WHAT THIS TASK INVOLVES →
Write out all the material exactly. Leave nothing out.

===== DATA TO PROCESS

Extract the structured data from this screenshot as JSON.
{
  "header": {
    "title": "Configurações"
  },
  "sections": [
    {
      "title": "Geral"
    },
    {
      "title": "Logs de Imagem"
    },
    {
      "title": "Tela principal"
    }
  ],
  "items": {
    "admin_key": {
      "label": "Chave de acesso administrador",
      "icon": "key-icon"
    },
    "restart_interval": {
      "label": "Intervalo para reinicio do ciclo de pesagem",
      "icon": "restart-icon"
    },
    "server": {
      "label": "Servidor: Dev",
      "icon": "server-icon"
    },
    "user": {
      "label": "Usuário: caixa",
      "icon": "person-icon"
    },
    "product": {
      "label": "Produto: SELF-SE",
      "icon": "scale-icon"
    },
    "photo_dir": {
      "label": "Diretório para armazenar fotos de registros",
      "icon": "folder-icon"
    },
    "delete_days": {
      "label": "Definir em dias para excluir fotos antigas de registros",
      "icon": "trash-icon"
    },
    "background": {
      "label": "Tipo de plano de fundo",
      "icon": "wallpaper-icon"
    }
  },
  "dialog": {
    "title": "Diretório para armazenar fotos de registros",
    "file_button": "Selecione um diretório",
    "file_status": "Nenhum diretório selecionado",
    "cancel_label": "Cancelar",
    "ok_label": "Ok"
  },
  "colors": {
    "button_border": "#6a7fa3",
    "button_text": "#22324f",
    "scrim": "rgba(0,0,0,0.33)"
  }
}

==========

ANSWER FOR THIS EXERCISE →
Extract the structured data from this screenshot as JSON.
{
  "header": {
    "title": "Configurações"
  },
  "sections": [
    {
      "title": "Geral"
    },
    {
      "title": "Logs de Imagem"
    },
    {
      "title": "Tela principal"
    }
  ],
  "items": {
    "admin_key": {
      "label": "Chave de acesso administrador",
      "icon": "key-icon"
    },
    "restart_interval": {
      "label": "Intervalo para reinicio do ciclo de pesagem",
      "icon": "restart-icon"
    },
    "server": {
      "label": "Servidor: Dev",
      "icon": "server-icon"
    },
    "user": {
      "label": "Usuário: caixa",
      "icon": "person-icon"
    },
    "product": {
      "label": "Produto: SELF-SE",
      "icon": "scale-icon"
    },
    "photo_dir": {
      "label": "Diretório para armazenar fotos de registros",
      "icon": "folder-icon"
    },
    "delete_days": {
      "label": "Definir em dias para excluir fotos antigas de registros",
      "icon": "trash-icon"
    },
    "background": {
      "label": "Tipo de plano de fundo",
      "icon": "wallpaper-icon"
    }
  },
  "dialog": {
    "title": "Diretório para armazenar fotos de registros",
    "file_button": "Selecione um diretório",
    "file_status": "Nenhum diretório selecionado",
    "cancel_label": "Cancelar",
    "ok_label": "Ok"
  },
  "colors": {
    "button_border": "#6a7fa3",
    "button_text": "#22324f",
    "scrim": "rgba(0,0,0,0.33)"
  }
}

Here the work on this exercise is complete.